**WHAT YOU SHOULD DO**
Look through the data below. Collect every line where the word "TradingView" occurs.

start WORKING DATA

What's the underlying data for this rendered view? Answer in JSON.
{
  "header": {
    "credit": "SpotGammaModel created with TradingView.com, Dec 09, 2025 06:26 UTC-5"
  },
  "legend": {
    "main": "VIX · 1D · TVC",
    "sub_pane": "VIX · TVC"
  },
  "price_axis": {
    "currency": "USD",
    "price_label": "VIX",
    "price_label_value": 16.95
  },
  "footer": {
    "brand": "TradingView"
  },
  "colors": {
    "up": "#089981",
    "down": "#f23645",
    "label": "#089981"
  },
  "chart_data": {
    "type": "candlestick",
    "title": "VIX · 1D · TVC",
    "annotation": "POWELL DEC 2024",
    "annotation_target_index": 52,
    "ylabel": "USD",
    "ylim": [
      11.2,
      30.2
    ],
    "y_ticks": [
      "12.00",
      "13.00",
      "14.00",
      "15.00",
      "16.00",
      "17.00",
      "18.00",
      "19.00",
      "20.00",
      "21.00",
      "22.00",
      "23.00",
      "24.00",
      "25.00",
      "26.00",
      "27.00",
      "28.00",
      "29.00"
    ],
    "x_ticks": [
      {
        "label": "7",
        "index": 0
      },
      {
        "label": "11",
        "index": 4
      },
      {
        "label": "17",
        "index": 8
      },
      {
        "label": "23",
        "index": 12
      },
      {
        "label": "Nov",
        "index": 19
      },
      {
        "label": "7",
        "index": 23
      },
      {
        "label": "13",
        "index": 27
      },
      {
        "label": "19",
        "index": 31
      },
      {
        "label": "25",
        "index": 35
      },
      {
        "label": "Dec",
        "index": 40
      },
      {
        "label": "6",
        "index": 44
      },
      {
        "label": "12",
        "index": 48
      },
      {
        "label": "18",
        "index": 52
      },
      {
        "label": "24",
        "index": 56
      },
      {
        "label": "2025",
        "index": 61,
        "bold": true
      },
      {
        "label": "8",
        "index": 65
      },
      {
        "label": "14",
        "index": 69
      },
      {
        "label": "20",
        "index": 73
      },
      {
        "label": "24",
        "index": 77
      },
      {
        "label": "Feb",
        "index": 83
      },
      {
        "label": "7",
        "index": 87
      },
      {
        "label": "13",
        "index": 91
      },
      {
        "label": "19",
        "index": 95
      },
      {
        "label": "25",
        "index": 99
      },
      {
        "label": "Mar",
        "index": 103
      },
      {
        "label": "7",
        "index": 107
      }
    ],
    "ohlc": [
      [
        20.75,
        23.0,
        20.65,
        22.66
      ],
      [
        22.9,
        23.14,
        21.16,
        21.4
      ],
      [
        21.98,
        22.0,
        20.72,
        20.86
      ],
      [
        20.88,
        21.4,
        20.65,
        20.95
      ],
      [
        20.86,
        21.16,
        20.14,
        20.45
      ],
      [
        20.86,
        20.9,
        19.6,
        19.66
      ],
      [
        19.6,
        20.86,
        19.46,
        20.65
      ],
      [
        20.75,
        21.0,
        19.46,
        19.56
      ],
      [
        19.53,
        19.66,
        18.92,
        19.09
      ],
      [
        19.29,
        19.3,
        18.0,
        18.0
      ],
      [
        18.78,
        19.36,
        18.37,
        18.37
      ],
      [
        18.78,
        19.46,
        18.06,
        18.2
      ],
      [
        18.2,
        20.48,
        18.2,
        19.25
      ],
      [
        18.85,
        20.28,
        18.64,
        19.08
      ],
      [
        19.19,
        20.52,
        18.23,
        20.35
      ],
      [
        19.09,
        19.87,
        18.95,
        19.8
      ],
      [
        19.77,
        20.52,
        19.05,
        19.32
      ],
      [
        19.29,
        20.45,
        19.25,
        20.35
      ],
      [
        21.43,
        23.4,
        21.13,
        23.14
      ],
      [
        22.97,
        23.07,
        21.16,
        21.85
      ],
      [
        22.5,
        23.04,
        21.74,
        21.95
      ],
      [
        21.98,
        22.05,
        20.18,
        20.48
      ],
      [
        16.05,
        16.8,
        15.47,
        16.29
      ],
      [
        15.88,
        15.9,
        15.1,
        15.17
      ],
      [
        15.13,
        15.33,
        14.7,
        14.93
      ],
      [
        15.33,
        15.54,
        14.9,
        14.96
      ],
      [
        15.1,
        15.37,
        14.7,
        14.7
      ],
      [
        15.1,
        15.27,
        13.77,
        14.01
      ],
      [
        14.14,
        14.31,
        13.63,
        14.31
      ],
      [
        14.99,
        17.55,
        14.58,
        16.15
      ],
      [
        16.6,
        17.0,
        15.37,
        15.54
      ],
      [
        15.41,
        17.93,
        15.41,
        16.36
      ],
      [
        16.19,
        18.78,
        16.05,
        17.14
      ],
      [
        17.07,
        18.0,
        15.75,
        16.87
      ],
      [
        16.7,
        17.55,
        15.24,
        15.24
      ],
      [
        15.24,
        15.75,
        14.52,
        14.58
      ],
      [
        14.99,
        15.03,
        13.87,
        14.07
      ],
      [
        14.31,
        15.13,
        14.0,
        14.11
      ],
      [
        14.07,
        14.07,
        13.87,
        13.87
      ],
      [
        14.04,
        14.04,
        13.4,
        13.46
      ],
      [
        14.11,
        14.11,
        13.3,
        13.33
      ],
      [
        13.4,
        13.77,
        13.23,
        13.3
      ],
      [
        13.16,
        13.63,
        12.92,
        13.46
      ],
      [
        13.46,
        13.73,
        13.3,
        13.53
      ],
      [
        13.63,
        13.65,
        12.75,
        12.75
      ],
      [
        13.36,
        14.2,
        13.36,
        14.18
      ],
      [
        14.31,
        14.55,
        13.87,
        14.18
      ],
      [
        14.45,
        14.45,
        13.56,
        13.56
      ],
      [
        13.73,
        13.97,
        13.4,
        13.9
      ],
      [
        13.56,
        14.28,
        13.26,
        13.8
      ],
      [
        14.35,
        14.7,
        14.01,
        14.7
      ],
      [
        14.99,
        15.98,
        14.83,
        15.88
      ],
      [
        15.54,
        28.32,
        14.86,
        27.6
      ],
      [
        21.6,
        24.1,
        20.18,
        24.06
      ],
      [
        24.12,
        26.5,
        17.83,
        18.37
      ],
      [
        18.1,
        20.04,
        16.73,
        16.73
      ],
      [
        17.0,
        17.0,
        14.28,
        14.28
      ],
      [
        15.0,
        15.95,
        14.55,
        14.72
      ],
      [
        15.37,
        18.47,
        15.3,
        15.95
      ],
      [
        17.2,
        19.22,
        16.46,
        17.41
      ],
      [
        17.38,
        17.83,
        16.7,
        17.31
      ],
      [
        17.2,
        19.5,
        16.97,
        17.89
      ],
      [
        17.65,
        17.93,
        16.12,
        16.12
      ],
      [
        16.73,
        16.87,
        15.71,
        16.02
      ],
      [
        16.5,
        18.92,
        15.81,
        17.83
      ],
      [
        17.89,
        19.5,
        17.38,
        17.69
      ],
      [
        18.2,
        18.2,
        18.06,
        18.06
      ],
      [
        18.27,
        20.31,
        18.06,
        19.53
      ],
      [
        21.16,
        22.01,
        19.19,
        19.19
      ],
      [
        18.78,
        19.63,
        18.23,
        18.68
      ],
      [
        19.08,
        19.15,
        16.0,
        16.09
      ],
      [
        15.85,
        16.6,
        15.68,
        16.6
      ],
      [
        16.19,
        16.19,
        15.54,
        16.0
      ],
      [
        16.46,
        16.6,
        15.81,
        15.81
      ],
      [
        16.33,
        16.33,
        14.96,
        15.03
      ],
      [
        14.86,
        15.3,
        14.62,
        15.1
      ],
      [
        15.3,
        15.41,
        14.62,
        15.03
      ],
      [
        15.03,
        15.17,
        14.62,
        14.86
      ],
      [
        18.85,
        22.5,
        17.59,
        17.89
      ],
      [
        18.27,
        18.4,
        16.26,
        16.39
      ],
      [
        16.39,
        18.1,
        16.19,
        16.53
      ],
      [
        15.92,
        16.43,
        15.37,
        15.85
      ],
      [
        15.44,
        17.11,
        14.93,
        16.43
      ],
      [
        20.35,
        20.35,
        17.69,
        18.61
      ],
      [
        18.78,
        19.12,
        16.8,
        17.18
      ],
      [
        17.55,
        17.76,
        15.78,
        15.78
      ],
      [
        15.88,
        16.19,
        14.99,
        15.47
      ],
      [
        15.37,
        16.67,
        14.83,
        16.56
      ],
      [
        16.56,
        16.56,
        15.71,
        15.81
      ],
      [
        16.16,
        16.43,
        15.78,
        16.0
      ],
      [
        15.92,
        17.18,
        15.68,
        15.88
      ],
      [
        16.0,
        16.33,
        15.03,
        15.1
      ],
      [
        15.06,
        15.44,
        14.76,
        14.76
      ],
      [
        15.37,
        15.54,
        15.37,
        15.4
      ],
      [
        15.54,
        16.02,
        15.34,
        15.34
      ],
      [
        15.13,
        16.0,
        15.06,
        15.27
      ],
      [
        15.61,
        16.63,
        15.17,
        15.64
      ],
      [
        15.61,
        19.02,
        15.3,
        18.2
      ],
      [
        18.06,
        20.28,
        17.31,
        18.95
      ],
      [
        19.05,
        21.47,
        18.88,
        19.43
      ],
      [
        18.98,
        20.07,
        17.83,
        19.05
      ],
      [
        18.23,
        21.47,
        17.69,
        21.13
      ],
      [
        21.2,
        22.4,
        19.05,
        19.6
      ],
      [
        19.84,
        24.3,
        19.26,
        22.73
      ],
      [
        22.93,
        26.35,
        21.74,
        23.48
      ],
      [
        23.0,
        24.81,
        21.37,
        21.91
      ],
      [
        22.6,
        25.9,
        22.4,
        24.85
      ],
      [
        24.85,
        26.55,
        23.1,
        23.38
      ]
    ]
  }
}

end WORKING DATA

**ANSWER TO THIS PROBLEM**
    "credit": "SpotGammaModel created with TradingView.com, Dec 09, 2025 06:26 UTC-5"
    "brand": "TradingView"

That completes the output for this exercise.